- [SUPPLIED TEXT]:
* BEGIN *

Chris Wellisz profiles Raj Chetty, who is reshaping the study of social mobility with big data

Archimedes, the ancient Greek mathematician, had his eureka moment after stepping into his bathtub. Raj Chetty’s came while he was taking a shower.

“I imagined this map, and I was thinking it would be really interesting to draw this map of what opportunities for upward mobility look like based on where you grow up,” recalls Chetty, a professor of economics who recently moved from Stanford University to Harvard.

The colorful map that eventually emerged was based on income records of 40 million children and their parents. In shades of red and yellow, it shows huge geographic disparities in social mobility across the country. If you grew up in Charlotte, North Carolina, to parents in the bottom fifth of the income distribution, your chances of reaching the top fifth are just 4.4 percent. In San Jose, California, the odds are almost three times greater.

The map illustrated a 2014 paper titled “Where Is the Land of Opportunity? The Geography of Intergenerational Mobility in the United States.” It was the starting point for a series of studies that have shaped the public conversation about inequality, opportunity, and race. In one, Chetty and his coauthors showed that moving to a lower-poverty neighborhood in childhood significantly improves earnings and college attendance rates in adulthood. In another, they explained why income disparities between blacks and whites persist for generations. And in a widely cited study that casts doubt on the American dream, they found that rates of upward mobility have declined dramatically since 1940.

Cutting edge

In some cases, Chetty’s work strikes out in new and unexpected directions. In others, it confirms earlier studies by sociologists or specialists in early-childhood education. Either way, what gives it such impact is his innovative use of massive data sets, which has put him on the cutting edge of a trend that’s transforming the field.

“Big data has been revolutionary in applied microeconomics,” says Emmanuel Saez, a frequent collaborator who teaches at the University of California at Berkeley. “Raj has been in the vanguard of this movement.”

For Chetty, big data promises to bring economics closer to the certainties of the natural sciences. The hope is that economists will have a greater impact on public policy by presenting evidence that’s convincing enough to bridge the ideological divide, especially at the local government level, where partisan rancor is less intense.

“He zealously preserves his ideologically neutral stand,” says David Grusky, a Stanford sociology professor who has worked with Chetty. “He wants the data to speak, and let the chips fall where they may.”

* END *

- [REQUIRED TASK A]:
Answer these questions using the profile of Raj Chetty:
(i) How many children's income records was the map based on?
(ii) Which university did Chetty recently move to?
(iii) At which university does Emmanuel Saez teach?

- [INPUT DATA]:
* BEGIN *

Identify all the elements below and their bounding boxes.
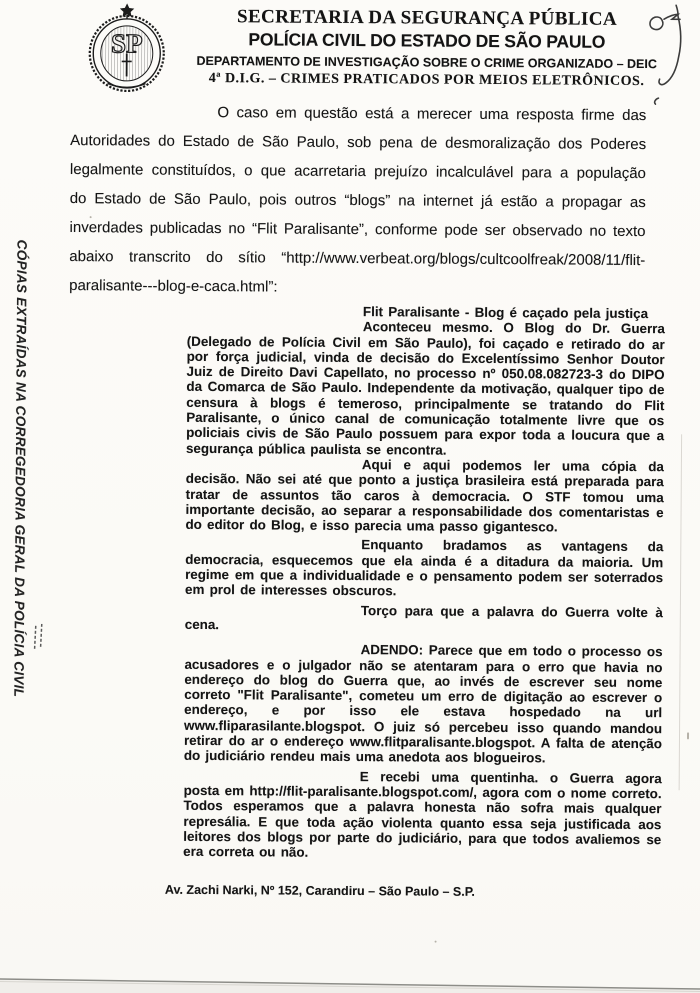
quote-paragraph: Torço para que a palavra do Guerra volte…: [185, 601, 663, 635]
blog-transcription-block: Flit Paralisante - Blog é caçado pela ju…: [183, 303, 665, 863]
letterhead: SECRETARIA DA SEGURANÇA PÚBLICA POLÍCIA …: [151, 6, 700, 91]
scan-page-edge: [0, 972, 700, 993]
scan-speck: [687, 732, 689, 739]
scan-artifact-line: [679, 434, 682, 790]
header-line-policia-civil: POLÍCIA CIVIL DO ESTADO DE SÃO PAULO: [151, 29, 700, 54]
handwritten-mark-07: [628, 2, 700, 115]
header-line-secretaria: SECRETARIA DA SEGURANÇA PÚBLICA: [151, 6, 700, 32]
seal-initials: SP: [111, 28, 143, 58]
page-content: SP SECRETARIA DA SEGURANÇA PÚBLICA POLÍC…: [0, 0, 700, 993]
header-line-dig: 4ª D.I.G. – CRIMES PRATICADOS POR MEIOS …: [151, 71, 700, 91]
quote-paragraph: Aqui e aqui podemos ler uma cópia da dec…: [185, 456, 664, 536]
margin-dash-marks: [31, 624, 47, 652]
footer-address: Av. Zachi Narki, Nº 152, Carandiru – São…: [165, 883, 475, 899]
margin-stamp-copias-extraidas: CÓPIAS EXTRAÍDAS NA CORREGEDORIA GERAL D…: [11, 240, 29, 698]
scan-speck: [90, 216, 92, 218]
header-line-departamento: DEPARTAMENTO DE INVESTIGAÇÃO SOBRE O CRI…: [151, 54, 700, 72]
quote-paragraph: Enquanto bradamos as vantagens da democr…: [185, 536, 663, 601]
seal-star-icon: [120, 3, 134, 17]
scan-speck: [435, 941, 437, 943]
quote-paragraph: E recebi uma quentinha. o Guerra agora p…: [183, 767, 662, 862]
scanned-document-page: SP SECRETARIA DA SEGURANÇA PÚBLICA POLÍC…: [0, 0, 700, 993]
quote-paragraph: ADENDO: Parece que em todo o processo os…: [184, 641, 663, 767]
quote-paragraph: Aconteceu mesmo. O Blog do Dr. Guerra (D…: [186, 318, 665, 459]
intro-paragraph: O caso em questão está a merecer uma res…: [69, 97, 646, 304]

* END *

- [REQUIRED TASK B]: Repeat, word for word, the part of the listing that opens with the line containing "quote-paragraph: Torço para" and closes with the line containing "scan-artifact-line: [679, 434, 682, 790]", including both of those lines.

- [OUTPUT A]:
(i) 40 million
(ii) Harvard
(iii) The University of California at Berkeley

- [OUTPUT B]:
quote-paragraph: Torço para que a palavra do Guerra volte…: [185, 601, 663, 635]
blog-transcription-block: Flit Paralisante - Blog é caçado pela ju…: [183, 303, 665, 863]
letterhead: SECRETARIA DA SEGURANÇA PÚBLICA POLÍCIA …: [151, 6, 700, 91]
scan-page-edge: [0, 972, 700, 993]
scan-speck: [687, 732, 689, 739]
scan-artifact-line: [679, 434, 682, 790]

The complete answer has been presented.